▶ Record extracts
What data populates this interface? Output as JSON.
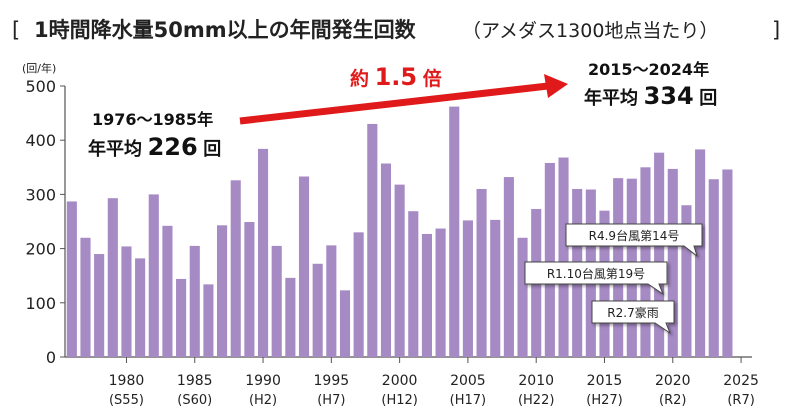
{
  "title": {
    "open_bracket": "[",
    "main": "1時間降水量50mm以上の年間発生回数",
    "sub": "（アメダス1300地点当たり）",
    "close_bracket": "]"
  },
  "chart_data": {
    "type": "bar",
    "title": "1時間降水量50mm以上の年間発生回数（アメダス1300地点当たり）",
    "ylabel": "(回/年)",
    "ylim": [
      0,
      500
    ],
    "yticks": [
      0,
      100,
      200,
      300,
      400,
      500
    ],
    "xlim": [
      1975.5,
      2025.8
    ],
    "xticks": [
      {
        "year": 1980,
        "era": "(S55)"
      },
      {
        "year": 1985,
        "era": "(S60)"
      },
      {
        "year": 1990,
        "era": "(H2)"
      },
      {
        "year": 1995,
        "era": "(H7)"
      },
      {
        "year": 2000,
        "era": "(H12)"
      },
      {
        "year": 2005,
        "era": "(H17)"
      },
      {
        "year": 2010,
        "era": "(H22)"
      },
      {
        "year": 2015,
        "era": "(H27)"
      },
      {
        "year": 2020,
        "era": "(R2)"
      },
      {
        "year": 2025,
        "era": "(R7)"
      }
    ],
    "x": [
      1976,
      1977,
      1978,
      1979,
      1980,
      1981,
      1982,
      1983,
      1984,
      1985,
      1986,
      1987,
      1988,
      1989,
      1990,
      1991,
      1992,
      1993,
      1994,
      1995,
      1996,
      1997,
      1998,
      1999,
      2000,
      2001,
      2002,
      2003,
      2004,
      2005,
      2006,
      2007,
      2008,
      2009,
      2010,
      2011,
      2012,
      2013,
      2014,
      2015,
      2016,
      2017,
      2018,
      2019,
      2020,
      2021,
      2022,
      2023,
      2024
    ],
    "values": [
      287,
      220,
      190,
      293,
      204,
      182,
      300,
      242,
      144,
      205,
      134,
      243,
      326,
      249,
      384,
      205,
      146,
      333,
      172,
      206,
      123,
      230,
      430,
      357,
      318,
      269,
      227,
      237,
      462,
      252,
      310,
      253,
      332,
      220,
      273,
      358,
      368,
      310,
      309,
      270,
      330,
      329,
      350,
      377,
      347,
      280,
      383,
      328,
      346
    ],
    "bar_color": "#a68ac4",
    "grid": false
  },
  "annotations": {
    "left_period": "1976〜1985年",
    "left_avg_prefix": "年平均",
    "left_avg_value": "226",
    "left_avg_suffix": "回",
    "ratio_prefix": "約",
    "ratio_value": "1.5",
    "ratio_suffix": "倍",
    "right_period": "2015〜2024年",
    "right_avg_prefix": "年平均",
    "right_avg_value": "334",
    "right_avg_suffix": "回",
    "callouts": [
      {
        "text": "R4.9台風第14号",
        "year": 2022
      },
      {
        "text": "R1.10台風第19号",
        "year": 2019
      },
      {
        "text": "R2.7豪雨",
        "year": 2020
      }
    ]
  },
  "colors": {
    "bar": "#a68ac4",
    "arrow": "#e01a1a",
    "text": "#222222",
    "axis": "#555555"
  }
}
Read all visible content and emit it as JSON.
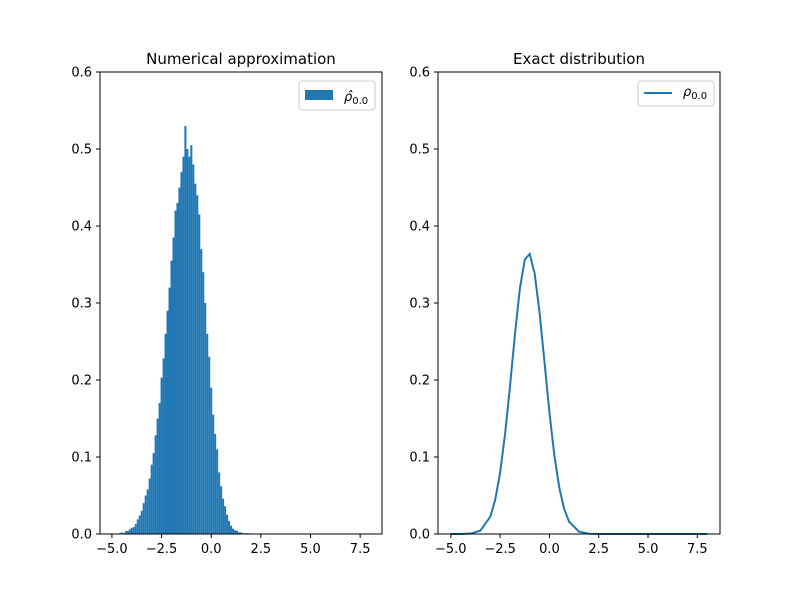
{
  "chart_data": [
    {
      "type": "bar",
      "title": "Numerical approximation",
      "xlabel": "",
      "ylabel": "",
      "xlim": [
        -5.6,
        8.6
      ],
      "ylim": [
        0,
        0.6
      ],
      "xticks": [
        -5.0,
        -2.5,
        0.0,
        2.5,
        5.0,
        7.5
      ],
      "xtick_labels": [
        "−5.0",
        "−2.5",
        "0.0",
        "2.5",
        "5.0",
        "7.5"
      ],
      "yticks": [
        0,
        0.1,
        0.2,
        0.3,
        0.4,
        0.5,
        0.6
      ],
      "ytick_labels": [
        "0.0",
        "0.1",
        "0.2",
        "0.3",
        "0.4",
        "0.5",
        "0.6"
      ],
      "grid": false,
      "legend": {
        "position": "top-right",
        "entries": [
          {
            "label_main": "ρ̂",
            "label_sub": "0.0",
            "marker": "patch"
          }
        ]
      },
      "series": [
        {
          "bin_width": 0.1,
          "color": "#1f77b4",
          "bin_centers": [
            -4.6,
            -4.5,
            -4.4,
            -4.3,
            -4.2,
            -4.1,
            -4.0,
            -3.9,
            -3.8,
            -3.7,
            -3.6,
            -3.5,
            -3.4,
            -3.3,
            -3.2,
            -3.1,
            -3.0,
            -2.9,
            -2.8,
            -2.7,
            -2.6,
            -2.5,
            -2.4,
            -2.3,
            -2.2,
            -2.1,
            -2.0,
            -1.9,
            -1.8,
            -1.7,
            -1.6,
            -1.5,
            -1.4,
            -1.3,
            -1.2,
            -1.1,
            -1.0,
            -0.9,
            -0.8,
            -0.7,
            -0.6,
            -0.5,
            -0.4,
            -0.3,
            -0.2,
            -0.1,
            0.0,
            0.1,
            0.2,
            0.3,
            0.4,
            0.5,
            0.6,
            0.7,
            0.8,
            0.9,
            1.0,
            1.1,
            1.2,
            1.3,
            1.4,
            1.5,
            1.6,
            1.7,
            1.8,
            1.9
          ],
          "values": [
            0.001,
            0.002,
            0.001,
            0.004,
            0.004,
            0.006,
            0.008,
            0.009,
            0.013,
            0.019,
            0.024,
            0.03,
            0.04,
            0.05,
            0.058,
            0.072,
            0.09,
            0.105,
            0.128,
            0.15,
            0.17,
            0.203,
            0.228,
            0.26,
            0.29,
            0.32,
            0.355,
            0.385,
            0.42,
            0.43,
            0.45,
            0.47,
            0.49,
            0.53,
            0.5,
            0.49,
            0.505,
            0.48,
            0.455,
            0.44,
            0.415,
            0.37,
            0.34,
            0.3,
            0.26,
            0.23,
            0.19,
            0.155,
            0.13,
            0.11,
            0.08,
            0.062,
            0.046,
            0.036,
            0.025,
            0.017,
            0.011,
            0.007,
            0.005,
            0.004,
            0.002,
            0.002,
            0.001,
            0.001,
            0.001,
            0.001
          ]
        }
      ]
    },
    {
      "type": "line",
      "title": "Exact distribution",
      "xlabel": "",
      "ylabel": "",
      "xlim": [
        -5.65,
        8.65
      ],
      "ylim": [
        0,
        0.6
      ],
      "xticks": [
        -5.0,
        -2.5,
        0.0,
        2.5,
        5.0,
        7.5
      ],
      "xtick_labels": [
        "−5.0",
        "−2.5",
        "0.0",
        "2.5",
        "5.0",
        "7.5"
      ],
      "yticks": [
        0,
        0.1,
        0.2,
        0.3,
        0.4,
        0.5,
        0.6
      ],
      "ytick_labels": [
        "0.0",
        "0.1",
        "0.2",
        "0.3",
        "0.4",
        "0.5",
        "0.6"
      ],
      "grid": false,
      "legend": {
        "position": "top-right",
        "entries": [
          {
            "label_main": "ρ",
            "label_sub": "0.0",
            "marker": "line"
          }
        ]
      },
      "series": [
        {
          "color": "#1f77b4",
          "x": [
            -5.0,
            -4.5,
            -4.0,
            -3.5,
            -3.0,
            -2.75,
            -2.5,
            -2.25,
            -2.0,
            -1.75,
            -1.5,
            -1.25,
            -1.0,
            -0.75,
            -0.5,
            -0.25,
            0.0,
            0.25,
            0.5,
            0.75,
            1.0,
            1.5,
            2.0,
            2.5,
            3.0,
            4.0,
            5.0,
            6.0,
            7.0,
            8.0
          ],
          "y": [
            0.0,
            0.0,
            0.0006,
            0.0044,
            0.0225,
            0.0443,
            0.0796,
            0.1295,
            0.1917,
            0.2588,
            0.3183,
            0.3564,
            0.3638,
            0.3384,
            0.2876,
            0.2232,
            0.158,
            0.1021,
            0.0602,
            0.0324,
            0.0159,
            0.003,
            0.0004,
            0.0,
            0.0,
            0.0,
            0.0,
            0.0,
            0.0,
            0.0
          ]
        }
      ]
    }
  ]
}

▶ Goal
Filter the records above for lines containing the word "title", and copy those lines.

▶ Correct response
  "title": {
    "title": "1時間降水量50mm以上の年間発生回数（アメダス1300地点当たり）",
      "title": "Numerical approximation",
      "title": "Exact distribution",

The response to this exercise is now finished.